WORK TO DO. Review the material and extract every line in which the word "What" occurs.
-- begin DATA PROVIDED --
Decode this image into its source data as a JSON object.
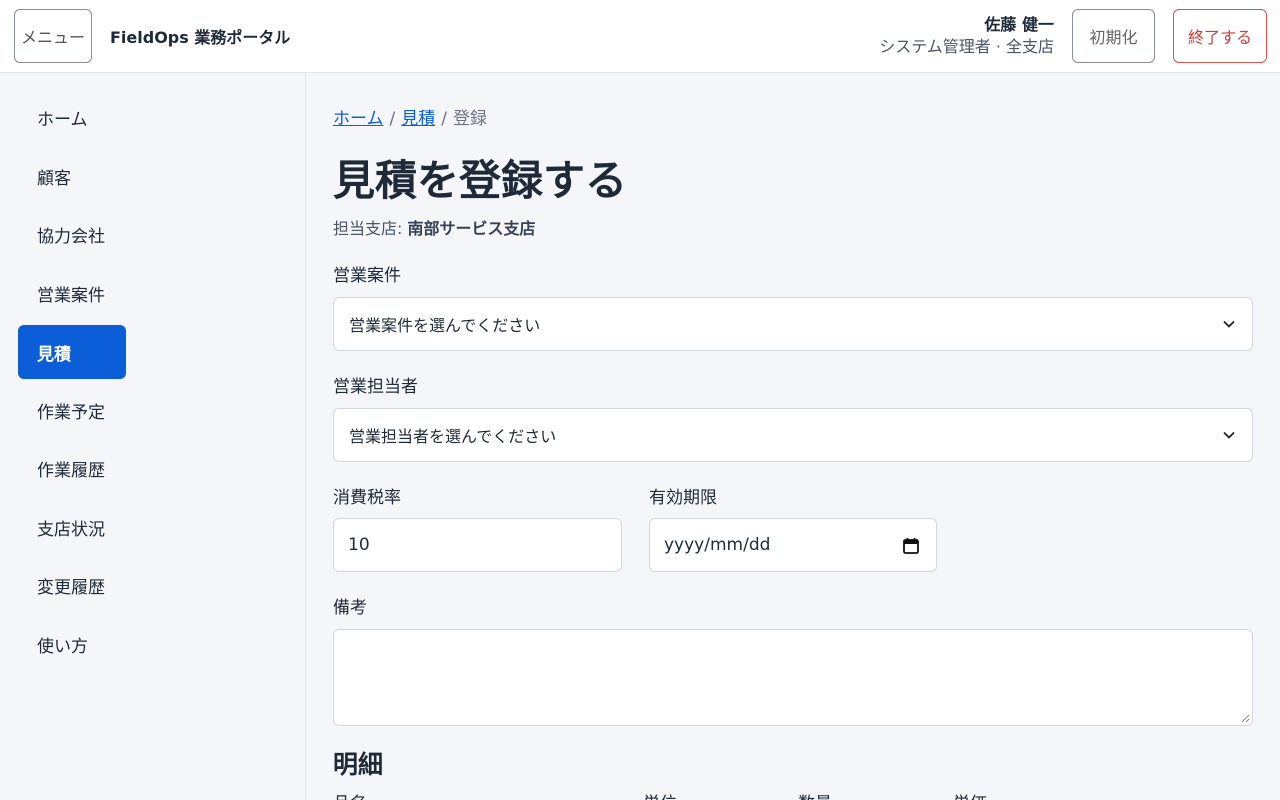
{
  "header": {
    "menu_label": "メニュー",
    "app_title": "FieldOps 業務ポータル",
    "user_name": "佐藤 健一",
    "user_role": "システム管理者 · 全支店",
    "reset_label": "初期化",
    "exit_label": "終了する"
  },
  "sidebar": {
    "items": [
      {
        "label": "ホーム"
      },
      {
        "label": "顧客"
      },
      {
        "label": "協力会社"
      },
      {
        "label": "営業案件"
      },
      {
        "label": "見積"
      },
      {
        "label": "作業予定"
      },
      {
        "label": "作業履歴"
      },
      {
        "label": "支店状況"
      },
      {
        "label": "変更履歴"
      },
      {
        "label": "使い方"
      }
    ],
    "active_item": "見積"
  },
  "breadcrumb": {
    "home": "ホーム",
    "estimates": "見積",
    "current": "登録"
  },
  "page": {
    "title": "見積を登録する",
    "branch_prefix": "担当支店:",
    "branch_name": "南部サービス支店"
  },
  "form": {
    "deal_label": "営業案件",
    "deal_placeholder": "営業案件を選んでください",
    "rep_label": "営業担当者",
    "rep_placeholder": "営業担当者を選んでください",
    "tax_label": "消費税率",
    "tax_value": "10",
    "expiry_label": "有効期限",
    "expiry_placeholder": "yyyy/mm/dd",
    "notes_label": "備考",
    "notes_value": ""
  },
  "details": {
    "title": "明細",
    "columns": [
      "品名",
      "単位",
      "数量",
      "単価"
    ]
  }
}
-- end DATA PROVIDED --
-- begin DATA PROVIDED --
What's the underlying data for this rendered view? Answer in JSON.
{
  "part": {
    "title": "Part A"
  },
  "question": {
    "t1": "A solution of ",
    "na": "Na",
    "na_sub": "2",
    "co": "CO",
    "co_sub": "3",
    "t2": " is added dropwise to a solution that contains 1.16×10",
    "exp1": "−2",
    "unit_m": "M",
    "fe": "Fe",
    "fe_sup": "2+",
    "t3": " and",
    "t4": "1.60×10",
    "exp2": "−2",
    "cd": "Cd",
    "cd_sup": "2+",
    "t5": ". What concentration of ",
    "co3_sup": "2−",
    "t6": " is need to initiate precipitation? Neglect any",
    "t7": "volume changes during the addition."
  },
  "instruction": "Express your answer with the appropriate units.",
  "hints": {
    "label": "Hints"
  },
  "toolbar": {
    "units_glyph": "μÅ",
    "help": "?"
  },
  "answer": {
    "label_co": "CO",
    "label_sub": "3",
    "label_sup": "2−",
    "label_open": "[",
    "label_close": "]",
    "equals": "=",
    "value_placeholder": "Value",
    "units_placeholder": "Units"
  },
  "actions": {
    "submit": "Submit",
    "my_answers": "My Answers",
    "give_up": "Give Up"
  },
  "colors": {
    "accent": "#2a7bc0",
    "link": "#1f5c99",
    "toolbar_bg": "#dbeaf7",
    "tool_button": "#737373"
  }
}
-- end DATA PROVIDED --
SOLUTION TO THE PROBLEM.
What's the underlying data for this rendered view? Answer in JSON.
    "t5": ". What concentration of ",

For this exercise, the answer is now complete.